Repeat the listing word for word. No pictures belong in the copy.

START Recorded data

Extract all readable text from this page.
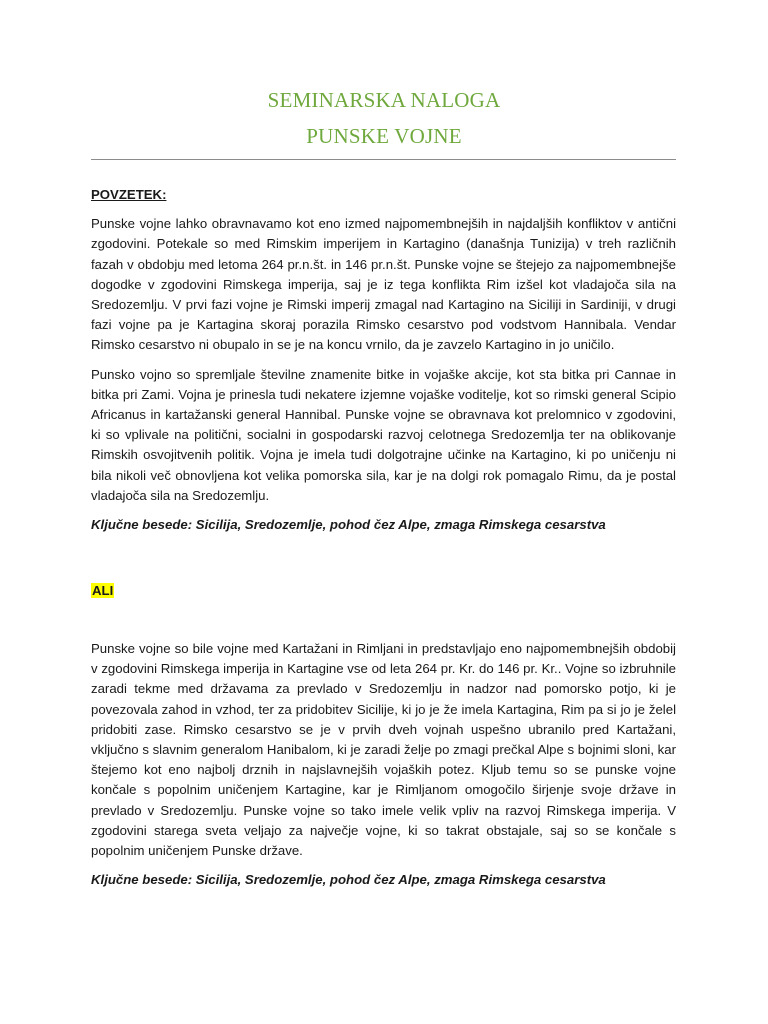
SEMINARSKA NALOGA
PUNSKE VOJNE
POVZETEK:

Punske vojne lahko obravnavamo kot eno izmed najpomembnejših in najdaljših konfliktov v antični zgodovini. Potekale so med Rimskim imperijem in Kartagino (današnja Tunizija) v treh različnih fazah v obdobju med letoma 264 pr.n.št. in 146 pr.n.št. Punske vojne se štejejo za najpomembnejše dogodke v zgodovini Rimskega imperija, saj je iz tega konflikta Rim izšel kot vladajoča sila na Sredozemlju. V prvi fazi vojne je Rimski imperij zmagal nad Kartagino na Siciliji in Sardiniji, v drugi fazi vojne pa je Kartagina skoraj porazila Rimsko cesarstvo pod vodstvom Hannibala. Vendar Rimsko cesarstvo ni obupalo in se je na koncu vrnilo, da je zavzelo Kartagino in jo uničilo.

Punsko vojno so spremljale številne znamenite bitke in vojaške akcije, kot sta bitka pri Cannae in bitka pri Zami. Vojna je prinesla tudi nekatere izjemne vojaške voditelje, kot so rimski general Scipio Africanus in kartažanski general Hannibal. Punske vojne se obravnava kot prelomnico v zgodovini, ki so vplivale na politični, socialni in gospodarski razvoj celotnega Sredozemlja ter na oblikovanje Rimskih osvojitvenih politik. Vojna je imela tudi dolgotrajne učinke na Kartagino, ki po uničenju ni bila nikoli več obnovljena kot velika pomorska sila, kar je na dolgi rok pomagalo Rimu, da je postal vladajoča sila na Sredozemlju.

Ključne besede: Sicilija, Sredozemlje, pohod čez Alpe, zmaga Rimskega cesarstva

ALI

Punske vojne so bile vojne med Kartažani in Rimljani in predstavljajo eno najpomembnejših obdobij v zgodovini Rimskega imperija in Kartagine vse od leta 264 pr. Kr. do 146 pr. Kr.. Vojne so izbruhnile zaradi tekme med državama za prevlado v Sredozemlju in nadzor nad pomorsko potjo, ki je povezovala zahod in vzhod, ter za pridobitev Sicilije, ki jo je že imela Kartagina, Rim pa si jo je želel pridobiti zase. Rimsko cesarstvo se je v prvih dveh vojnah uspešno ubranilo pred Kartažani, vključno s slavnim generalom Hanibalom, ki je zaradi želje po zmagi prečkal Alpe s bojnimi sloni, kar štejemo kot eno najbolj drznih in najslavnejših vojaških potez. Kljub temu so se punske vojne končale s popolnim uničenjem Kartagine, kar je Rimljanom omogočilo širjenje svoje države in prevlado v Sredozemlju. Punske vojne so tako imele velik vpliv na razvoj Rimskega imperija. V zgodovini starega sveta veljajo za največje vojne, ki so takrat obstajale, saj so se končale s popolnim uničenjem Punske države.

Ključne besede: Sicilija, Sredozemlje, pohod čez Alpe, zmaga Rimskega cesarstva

END Recorded data

Answer to this exercise
Extract all readable text from this page.
SEMINARSKA NALOGA
PUNSKE VOJNE
POVZETEK:

Punske vojne lahko obravnavamo kot eno izmed najpomembnejših in najdaljših konfliktov v antični zgodovini. Potekale so med Rimskim imperijem in Kartagino (današnja Tunizija) v treh različnih fazah v obdobju med letoma 264 pr.n.št. in 146 pr.n.št. Punske vojne se štejejo za najpomembnejše dogodke v zgodovini Rimskega imperija, saj je iz tega konflikta Rim izšel kot vladajoča sila na Sredozemlju. V prvi fazi vojne je Rimski imperij zmagal nad Kartagino na Siciliji in Sardiniji, v drugi fazi vojne pa je Kartagina skoraj porazila Rimsko cesarstvo pod vodstvom Hannibala. Vendar Rimsko cesarstvo ni obupalo in se je na koncu vrnilo, da je zavzelo Kartagino in jo uničilo.

Punsko vojno so spremljale številne znamenite bitke in vojaške akcije, kot sta bitka pri Cannae in bitka pri Zami. Vojna je prinesla tudi nekatere izjemne vojaške voditelje, kot so rimski general Scipio Africanus in kartažanski general Hannibal. Punske vojne se obravnava kot prelomnico v zgodovini, ki so vplivale na politični, socialni in gospodarski razvoj celotnega Sredozemlja ter na oblikovanje Rimskih osvojitvenih politik. Vojna je imela tudi dolgotrajne učinke na Kartagino, ki po uničenju ni bila nikoli več obnovljena kot velika pomorska sila, kar je na dolgi rok pomagalo Rimu, da je postal vladajoča sila na Sredozemlju.

Ključne besede: Sicilija, Sredozemlje, pohod čez Alpe, zmaga Rimskega cesarstva

ALI

Punske vojne so bile vojne med Kartažani in Rimljani in predstavljajo eno najpomembnejših obdobij v zgodovini Rimskega imperija in Kartagine vse od leta 264 pr. Kr. do 146 pr. Kr.. Vojne so izbruhnile zaradi tekme med državama za prevlado v Sredozemlju in nadzor nad pomorsko potjo, ki je povezovala zahod in vzhod, ter za pridobitev Sicilije, ki jo je že imela Kartagina, Rim pa si jo je želel pridobiti zase. Rimsko cesarstvo se je v prvih dveh vojnah uspešno ubranilo pred Kartažani, vključno s slavnim generalom Hanibalom, ki je zaradi želje po zmagi prečkal Alpe s bojnimi sloni, kar štejemo kot eno najbolj drznih in najslavnejših vojaških potez. Kljub temu so se punske vojne končale s popolnim uničenjem Kartagine, kar je Rimljanom omogočilo širjenje svoje države in prevlado v Sredozemlju. Punske vojne so tako imele velik vpliv na razvoj Rimskega imperija. V zgodovini starega sveta veljajo za največje vojne, ki so takrat obstajale, saj so se končale s popolnim uničenjem Punske države.

Ključne besede: Sicilija, Sredozemlje, pohod čez Alpe, zmaga Rimskega cesarstva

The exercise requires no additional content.